→ **DATASET RECORDS**

· · · ·

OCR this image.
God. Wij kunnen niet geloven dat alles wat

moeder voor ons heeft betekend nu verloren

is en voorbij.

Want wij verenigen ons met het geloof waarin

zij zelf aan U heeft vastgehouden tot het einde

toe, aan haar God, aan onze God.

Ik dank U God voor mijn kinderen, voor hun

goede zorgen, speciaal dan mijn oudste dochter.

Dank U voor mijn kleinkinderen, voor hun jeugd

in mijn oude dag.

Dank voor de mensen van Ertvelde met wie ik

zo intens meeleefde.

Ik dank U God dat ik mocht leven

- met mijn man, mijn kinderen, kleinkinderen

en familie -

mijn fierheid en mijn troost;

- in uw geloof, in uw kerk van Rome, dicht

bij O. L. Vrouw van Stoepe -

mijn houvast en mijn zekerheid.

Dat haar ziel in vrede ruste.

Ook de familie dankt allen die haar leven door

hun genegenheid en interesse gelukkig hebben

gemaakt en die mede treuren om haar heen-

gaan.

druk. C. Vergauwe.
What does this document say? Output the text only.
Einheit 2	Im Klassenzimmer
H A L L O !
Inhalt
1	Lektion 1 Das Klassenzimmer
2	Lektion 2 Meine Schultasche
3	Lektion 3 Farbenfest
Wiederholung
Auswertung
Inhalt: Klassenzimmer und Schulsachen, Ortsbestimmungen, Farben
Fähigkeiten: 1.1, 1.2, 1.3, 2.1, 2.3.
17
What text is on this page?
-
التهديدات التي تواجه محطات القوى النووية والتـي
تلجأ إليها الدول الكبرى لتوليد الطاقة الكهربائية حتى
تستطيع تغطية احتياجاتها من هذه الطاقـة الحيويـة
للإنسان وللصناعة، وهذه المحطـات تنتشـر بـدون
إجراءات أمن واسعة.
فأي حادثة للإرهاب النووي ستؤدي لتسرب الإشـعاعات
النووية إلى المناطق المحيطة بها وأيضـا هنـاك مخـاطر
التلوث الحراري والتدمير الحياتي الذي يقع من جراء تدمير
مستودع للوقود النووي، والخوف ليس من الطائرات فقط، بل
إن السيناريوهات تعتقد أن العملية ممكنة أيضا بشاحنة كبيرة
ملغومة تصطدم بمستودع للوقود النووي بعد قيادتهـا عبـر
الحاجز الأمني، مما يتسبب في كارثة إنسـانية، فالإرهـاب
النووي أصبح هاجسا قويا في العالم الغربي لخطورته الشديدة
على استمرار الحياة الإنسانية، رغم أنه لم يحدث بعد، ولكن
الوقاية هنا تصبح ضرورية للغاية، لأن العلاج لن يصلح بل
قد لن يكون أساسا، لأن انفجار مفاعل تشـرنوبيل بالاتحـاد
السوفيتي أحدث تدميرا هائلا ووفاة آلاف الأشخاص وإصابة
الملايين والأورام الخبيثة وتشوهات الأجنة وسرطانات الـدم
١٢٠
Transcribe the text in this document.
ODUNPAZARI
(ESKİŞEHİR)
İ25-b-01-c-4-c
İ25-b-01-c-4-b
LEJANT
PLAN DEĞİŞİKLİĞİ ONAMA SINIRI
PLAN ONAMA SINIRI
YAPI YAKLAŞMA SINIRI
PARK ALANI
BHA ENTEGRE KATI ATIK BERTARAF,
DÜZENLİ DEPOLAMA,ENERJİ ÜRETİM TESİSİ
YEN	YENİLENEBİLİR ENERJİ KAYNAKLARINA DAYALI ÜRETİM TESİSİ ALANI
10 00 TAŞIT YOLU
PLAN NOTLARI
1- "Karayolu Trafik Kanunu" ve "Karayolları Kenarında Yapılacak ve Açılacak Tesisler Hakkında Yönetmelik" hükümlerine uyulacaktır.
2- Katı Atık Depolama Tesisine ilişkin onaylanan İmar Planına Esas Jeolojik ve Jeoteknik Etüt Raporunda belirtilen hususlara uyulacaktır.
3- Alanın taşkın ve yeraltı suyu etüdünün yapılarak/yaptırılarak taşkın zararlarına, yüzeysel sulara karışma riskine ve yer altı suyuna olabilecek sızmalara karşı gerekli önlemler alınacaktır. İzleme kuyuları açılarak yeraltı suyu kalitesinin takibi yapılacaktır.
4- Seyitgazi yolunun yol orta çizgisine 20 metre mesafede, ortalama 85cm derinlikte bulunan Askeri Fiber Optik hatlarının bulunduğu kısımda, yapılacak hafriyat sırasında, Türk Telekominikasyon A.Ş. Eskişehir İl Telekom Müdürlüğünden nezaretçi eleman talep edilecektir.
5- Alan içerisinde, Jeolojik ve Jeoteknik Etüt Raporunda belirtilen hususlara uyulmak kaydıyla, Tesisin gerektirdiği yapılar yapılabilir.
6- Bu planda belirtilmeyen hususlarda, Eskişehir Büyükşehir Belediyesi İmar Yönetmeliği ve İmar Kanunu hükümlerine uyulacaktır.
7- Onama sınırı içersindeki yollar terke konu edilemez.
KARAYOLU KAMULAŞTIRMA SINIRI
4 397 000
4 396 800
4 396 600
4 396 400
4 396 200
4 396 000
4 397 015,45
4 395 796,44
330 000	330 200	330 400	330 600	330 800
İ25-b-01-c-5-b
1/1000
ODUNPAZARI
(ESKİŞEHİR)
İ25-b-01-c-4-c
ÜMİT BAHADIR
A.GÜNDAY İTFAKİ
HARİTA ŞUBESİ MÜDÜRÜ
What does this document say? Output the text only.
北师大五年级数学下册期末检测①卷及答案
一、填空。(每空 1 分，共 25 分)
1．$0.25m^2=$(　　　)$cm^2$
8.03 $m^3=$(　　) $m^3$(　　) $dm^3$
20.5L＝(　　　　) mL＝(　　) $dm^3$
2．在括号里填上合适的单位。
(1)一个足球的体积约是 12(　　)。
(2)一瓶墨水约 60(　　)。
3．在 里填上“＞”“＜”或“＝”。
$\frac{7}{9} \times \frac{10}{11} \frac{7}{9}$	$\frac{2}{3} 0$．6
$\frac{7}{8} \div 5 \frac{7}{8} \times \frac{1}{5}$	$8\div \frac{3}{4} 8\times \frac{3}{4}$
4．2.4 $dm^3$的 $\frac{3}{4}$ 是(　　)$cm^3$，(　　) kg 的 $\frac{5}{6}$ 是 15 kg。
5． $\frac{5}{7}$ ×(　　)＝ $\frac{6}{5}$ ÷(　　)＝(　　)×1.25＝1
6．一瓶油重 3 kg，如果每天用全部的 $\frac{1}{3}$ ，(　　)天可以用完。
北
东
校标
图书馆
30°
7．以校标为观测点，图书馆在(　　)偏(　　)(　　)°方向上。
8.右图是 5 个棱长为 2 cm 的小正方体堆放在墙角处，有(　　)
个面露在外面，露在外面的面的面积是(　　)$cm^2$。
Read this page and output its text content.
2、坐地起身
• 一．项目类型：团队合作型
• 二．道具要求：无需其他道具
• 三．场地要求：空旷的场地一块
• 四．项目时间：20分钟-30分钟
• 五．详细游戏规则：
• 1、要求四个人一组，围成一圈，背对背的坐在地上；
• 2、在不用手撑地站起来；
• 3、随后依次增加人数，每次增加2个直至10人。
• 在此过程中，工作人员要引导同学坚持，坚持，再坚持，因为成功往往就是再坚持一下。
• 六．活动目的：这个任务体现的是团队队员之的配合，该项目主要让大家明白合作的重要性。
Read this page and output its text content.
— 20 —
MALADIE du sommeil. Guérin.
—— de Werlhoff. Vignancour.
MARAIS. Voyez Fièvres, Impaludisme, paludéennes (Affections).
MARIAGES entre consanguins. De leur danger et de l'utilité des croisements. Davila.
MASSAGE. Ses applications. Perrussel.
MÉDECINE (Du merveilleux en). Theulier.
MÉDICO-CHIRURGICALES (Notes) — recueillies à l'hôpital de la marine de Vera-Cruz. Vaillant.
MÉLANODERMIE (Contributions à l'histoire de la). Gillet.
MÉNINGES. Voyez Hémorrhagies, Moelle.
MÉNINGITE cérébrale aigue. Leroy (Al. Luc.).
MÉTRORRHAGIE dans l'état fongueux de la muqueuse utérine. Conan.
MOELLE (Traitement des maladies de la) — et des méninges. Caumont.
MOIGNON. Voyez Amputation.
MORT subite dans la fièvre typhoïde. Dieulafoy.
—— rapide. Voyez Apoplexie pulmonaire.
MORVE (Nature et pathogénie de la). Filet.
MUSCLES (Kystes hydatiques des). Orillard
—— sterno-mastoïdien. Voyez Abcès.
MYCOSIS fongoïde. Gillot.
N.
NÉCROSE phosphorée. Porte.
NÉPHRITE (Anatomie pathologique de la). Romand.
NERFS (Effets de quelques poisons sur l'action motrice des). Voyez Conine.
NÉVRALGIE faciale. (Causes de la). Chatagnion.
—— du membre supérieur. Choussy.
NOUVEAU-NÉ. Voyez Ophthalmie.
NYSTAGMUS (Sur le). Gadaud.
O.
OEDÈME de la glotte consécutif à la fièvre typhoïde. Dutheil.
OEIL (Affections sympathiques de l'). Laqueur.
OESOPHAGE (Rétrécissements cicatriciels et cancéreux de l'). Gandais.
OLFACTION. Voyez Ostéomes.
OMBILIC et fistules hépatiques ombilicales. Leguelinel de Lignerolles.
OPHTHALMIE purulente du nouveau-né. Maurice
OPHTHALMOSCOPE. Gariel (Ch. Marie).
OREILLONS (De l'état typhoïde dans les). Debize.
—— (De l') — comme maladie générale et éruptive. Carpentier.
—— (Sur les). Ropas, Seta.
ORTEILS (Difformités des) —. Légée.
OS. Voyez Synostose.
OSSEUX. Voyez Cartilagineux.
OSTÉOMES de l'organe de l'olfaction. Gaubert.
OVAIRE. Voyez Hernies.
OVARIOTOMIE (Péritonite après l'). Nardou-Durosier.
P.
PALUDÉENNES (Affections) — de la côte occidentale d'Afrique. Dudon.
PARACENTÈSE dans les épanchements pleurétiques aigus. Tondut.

· · · ·

→ **WHAT YOU HAVE TO DO**
Wherever the string "للوقود" appears in the entries above, list that line.

→ **TASK ANSWER**
مستودع للوقود النووي، والخوف ليس من الطائرات فقط، بل
ملغومة تصطدم بمستودع للوقود النووي بعد قيادتهـا عبـر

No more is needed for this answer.